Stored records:
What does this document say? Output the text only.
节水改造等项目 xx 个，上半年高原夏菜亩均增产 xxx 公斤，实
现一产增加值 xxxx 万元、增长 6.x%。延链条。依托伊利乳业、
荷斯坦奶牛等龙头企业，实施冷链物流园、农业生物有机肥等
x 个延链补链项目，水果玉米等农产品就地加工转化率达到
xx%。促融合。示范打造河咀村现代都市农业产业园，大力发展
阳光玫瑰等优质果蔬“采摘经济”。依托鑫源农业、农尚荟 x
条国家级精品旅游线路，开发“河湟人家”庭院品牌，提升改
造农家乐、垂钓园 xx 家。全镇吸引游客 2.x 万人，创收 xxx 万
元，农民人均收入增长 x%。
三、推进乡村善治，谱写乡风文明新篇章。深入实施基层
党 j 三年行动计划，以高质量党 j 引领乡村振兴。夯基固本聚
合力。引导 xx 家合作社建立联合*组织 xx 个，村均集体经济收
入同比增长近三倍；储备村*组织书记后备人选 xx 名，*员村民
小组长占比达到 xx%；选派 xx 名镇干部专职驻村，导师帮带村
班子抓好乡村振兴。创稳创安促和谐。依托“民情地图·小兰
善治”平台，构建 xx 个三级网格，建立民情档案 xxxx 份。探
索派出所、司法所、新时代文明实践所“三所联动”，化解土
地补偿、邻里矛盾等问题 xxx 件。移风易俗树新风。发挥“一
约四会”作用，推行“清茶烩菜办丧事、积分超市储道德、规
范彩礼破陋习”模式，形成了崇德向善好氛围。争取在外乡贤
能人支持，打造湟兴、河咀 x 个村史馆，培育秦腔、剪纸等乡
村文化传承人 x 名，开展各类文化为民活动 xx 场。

## WHAT YOU WILL DO
Make an exact copy of the material above.

## RESULT FOR THIS EXERCISE
What does this document say? Output the text only.
节水改造等项目 xx 个，上半年高原夏菜亩均增产 xxx 公斤，实
现一产增加值 xxxx 万元、增长 6.x%。延链条。依托伊利乳业、
荷斯坦奶牛等龙头企业，实施冷链物流园、农业生物有机肥等
x 个延链补链项目，水果玉米等农产品就地加工转化率达到
xx%。促融合。示范打造河咀村现代都市农业产业园，大力发展
阳光玫瑰等优质果蔬“采摘经济”。依托鑫源农业、农尚荟 x
条国家级精品旅游线路，开发“河湟人家”庭院品牌，提升改
造农家乐、垂钓园 xx 家。全镇吸引游客 2.x 万人，创收 xxx 万
元，农民人均收入增长 x%。
三、推进乡村善治，谱写乡风文明新篇章。深入实施基层
党 j 三年行动计划，以高质量党 j 引领乡村振兴。夯基固本聚
合力。引导 xx 家合作社建立联合*组织 xx 个，村均集体经济收
入同比增长近三倍；储备村*组织书记后备人选 xx 名，*员村民
小组长占比达到 xx%；选派 xx 名镇干部专职驻村，导师帮带村
班子抓好乡村振兴。创稳创安促和谐。依托“民情地图·小兰
善治”平台，构建 xx 个三级网格，建立民情档案 xxxx 份。探
索派出所、司法所、新时代文明实践所“三所联动”，化解土
地补偿、邻里矛盾等问题 xxx 件。移风易俗树新风。发挥“一
约四会”作用，推行“清茶烩菜办丧事、积分超市储道德、规
范彩礼破陋习”模式，形成了崇德向善好氛围。争取在外乡贤
能人支持，打造湟兴、河咀 x 个村史馆，培育秦腔、剪纸等乡
村文化传承人 x 名，开展各类文化为民活动 xx 场。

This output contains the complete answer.